■ Objective ■
Scan the lines below for the string "علمیه" and copy every one that has it.

───

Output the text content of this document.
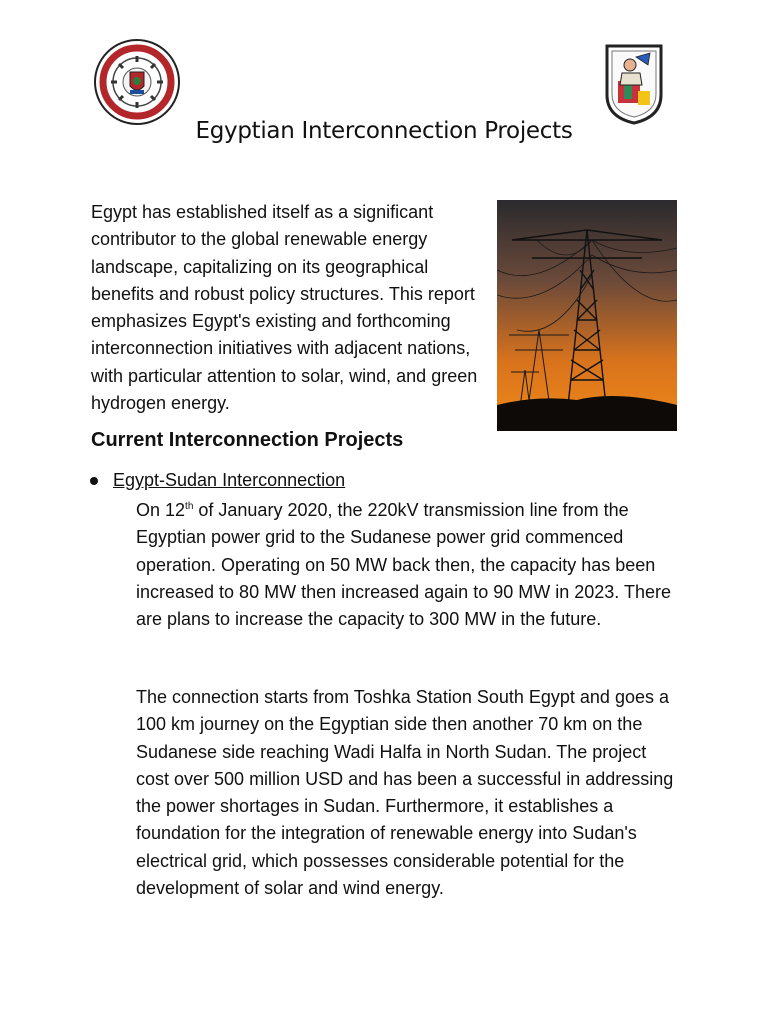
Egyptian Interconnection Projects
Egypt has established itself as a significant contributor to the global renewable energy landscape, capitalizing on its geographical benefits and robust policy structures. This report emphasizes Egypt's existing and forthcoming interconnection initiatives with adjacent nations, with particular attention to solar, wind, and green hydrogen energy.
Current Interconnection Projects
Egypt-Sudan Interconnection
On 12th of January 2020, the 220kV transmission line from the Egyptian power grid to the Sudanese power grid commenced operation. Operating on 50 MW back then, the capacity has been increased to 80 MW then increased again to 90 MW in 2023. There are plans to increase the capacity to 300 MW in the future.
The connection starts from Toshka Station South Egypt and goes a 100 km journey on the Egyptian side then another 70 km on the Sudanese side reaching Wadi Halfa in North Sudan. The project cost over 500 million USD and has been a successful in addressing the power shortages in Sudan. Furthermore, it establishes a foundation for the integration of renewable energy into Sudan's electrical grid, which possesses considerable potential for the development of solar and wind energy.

───

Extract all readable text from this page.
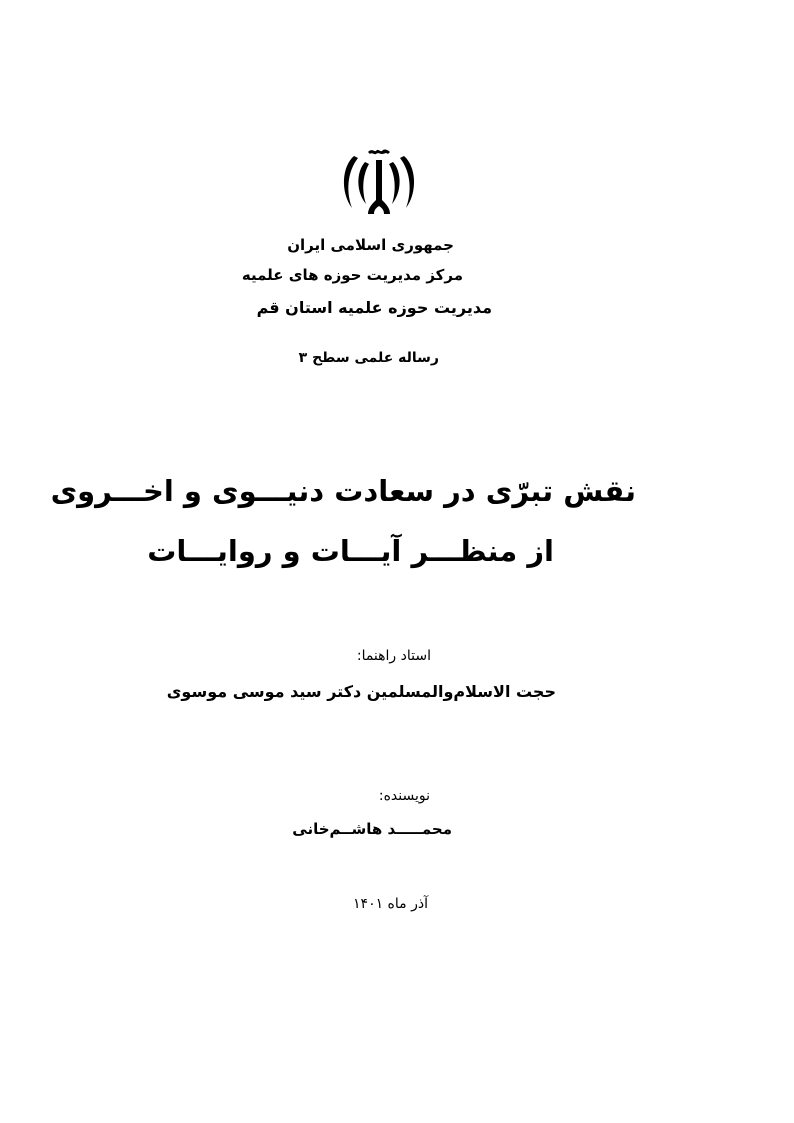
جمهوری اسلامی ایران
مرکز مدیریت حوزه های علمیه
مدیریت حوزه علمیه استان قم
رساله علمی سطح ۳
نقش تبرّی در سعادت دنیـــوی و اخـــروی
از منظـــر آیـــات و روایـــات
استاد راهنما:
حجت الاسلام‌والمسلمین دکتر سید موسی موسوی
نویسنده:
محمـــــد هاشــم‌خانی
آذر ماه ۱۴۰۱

───

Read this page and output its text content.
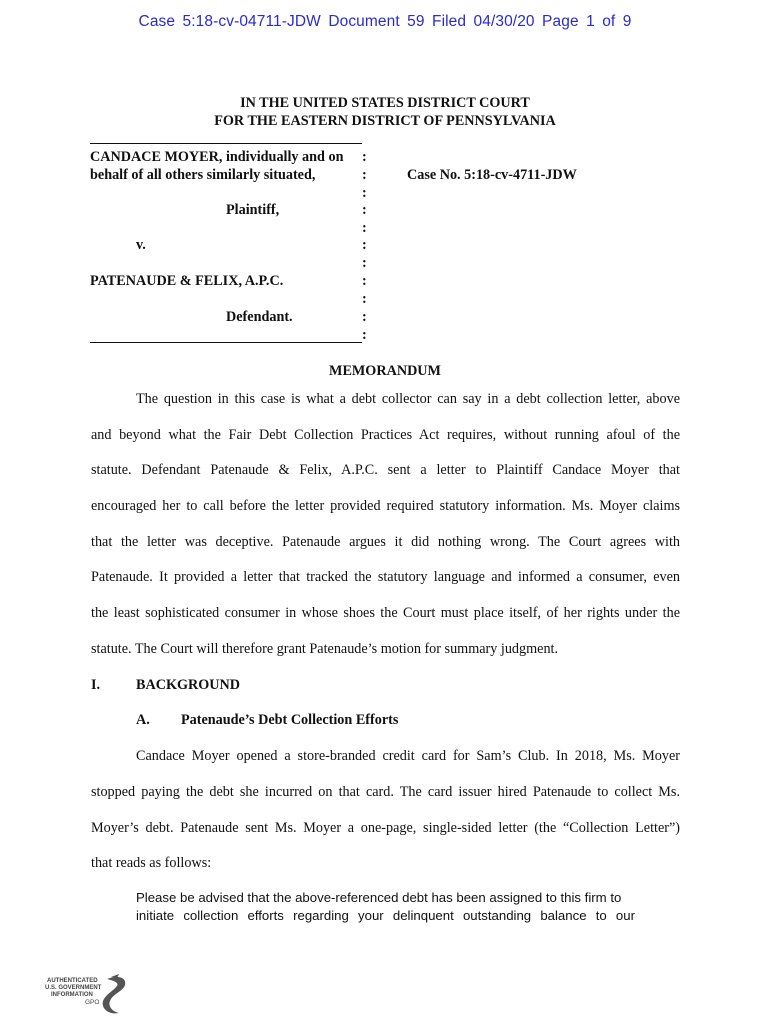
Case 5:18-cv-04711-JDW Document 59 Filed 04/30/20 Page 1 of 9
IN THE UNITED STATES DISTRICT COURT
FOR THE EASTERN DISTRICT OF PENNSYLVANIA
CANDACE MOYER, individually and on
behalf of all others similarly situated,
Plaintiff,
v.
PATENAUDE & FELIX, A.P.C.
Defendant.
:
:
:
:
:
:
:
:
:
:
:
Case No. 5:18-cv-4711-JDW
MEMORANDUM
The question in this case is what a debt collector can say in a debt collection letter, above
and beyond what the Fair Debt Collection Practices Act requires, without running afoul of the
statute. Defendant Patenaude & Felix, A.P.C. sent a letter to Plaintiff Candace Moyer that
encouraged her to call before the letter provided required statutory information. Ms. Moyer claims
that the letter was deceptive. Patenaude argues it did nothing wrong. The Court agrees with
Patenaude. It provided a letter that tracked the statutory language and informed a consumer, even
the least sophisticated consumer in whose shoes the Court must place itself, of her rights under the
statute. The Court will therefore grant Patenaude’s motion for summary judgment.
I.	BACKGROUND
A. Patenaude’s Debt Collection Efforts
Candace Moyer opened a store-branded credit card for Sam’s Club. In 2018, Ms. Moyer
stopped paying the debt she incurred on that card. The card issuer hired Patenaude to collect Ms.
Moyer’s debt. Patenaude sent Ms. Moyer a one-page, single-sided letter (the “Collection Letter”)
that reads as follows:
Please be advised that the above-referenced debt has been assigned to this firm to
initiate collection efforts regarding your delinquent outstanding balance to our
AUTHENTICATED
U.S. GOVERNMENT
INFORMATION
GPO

───

■ Solution to the problem ■
مرکز مدیریت حوزه های علمیه
مدیریت حوزه علمیه استان قم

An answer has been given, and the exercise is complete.